* WHAT TO WORK ON *
Without the pictures, output the records below word for word.

* MATERIALS PROVIDED *
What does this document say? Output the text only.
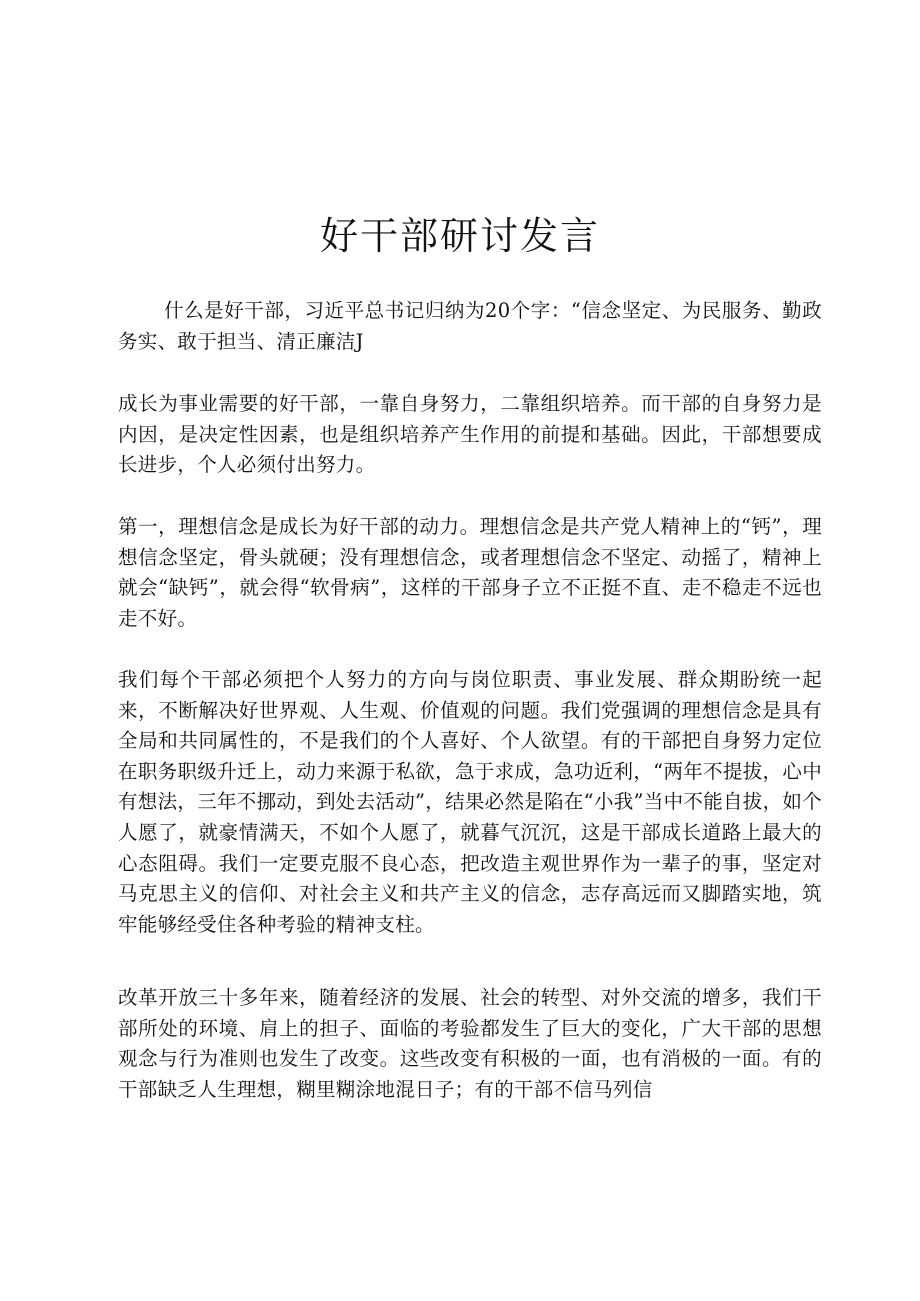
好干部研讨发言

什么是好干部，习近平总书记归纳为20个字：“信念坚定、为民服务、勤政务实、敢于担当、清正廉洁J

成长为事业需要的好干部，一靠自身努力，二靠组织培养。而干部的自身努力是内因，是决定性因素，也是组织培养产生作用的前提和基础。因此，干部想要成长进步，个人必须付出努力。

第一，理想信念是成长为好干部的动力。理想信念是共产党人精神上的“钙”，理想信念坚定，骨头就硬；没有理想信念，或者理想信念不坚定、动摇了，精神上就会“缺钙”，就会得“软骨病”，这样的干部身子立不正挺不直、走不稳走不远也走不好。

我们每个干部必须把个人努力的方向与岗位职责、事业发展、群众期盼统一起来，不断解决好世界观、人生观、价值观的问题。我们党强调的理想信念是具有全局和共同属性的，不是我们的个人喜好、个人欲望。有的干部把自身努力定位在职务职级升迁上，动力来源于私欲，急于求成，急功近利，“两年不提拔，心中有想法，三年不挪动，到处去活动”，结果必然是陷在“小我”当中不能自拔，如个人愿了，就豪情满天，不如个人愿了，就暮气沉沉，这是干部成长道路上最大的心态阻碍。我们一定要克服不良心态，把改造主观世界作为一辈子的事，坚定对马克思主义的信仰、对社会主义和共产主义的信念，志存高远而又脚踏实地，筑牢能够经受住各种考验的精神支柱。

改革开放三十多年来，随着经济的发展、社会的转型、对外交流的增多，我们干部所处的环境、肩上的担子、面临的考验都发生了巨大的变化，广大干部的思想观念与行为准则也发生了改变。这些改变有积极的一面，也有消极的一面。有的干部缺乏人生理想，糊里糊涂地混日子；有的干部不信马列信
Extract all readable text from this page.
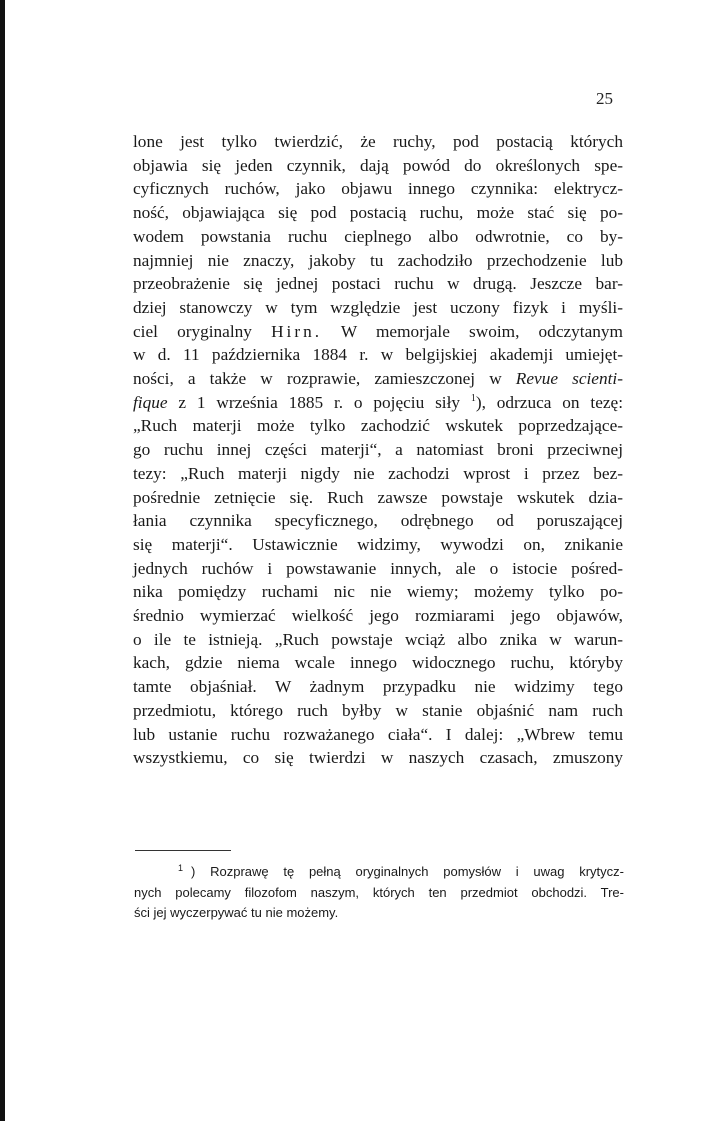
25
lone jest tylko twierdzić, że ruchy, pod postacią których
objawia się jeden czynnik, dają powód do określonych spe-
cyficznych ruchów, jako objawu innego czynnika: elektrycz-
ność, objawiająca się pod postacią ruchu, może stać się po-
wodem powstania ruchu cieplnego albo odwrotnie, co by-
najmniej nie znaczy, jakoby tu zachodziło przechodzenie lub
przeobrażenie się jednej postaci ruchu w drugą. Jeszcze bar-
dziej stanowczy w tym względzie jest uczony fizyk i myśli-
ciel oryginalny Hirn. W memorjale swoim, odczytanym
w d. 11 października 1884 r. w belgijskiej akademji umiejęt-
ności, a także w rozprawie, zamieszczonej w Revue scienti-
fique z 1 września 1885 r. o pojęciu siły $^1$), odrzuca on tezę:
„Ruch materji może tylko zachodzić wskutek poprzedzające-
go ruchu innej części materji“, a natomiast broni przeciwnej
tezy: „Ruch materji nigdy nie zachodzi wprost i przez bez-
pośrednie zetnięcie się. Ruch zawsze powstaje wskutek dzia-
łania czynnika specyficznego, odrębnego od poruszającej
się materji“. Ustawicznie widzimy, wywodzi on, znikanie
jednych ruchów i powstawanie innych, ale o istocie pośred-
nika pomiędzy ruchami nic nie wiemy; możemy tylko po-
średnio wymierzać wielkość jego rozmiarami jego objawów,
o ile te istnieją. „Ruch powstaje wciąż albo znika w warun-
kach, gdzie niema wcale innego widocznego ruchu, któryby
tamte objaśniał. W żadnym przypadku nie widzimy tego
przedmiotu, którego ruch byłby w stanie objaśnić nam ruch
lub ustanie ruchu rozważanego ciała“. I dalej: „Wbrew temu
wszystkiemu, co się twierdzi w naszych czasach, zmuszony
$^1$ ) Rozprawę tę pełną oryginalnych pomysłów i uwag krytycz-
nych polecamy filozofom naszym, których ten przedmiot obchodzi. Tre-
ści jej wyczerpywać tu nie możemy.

* RESPONSE TO THIS EXERCISE *
What does this document say? Output the text only.
好干部研讨发言

什么是好干部，习近平总书记归纳为20个字：“信念坚定、为民服务、勤政务实、敢于担当、清正廉洁J

成长为事业需要的好干部，一靠自身努力，二靠组织培养。而干部的自身努力是内因，是决定性因素，也是组织培养产生作用的前提和基础。因此，干部想要成长进步，个人必须付出努力。

第一，理想信念是成长为好干部的动力。理想信念是共产党人精神上的“钙”，理想信念坚定，骨头就硬；没有理想信念，或者理想信念不坚定、动摇了，精神上就会“缺钙”，就会得“软骨病”，这样的干部身子立不正挺不直、走不稳走不远也走不好。

我们每个干部必须把个人努力的方向与岗位职责、事业发展、群众期盼统一起来，不断解决好世界观、人生观、价值观的问题。我们党强调的理想信念是具有全局和共同属性的，不是我们的个人喜好、个人欲望。有的干部把自身努力定位在职务职级升迁上，动力来源于私欲，急于求成，急功近利，“两年不提拔，心中有想法，三年不挪动，到处去活动”，结果必然是陷在“小我”当中不能自拔，如个人愿了，就豪情满天，不如个人愿了，就暮气沉沉，这是干部成长道路上最大的心态阻碍。我们一定要克服不良心态，把改造主观世界作为一辈子的事，坚定对马克思主义的信仰、对社会主义和共产主义的信念，志存高远而又脚踏实地，筑牢能够经受住各种考验的精神支柱。

改革开放三十多年来，随着经济的发展、社会的转型、对外交流的增多，我们干部所处的环境、肩上的担子、面临的考验都发生了巨大的变化，广大干部的思想观念与行为准则也发生了改变。这些改变有积极的一面，也有消极的一面。有的干部缺乏人生理想，糊里糊涂地混日子；有的干部不信马列信
Extract all readable text from this page.
25
lone jest tylko twierdzić, że ruchy, pod postacią których
objawia się jeden czynnik, dają powód do określonych spe-
cyficznych ruchów, jako objawu innego czynnika: elektrycz-
ność, objawiająca się pod postacią ruchu, może stać się po-
wodem powstania ruchu cieplnego albo odwrotnie, co by-
najmniej nie znaczy, jakoby tu zachodziło przechodzenie lub
przeobrażenie się jednej postaci ruchu w drugą. Jeszcze bar-
dziej stanowczy w tym względzie jest uczony fizyk i myśli-
ciel oryginalny Hirn. W memorjale swoim, odczytanym
w d. 11 października 1884 r. w belgijskiej akademji umiejęt-
ności, a także w rozprawie, zamieszczonej w Revue scienti-
fique z 1 września 1885 r. o pojęciu siły $^1$), odrzuca on tezę:
„Ruch materji może tylko zachodzić wskutek poprzedzające-
go ruchu innej części materji“, a natomiast broni przeciwnej
tezy: „Ruch materji nigdy nie zachodzi wprost i przez bez-
pośrednie zetnięcie się. Ruch zawsze powstaje wskutek dzia-
łania czynnika specyficznego, odrębnego od poruszającej
się materji“. Ustawicznie widzimy, wywodzi on, znikanie
jednych ruchów i powstawanie innych, ale o istocie pośred-
nika pomiędzy ruchami nic nie wiemy; możemy tylko po-
średnio wymierzać wielkość jego rozmiarami jego objawów,
o ile te istnieją. „Ruch powstaje wciąż albo znika w warun-
kach, gdzie niema wcale innego widocznego ruchu, któryby
tamte objaśniał. W żadnym przypadku nie widzimy tego
przedmiotu, którego ruch byłby w stanie objaśnić nam ruch
lub ustanie ruchu rozważanego ciała“. I dalej: „Wbrew temu
wszystkiemu, co się twierdzi w naszych czasach, zmuszony
$^1$ ) Rozprawę tę pełną oryginalnych pomysłów i uwag krytycz-
nych polecamy filozofom naszym, których ten przedmiot obchodzi. Tre-
ści jej wyczerpywać tu nie możemy.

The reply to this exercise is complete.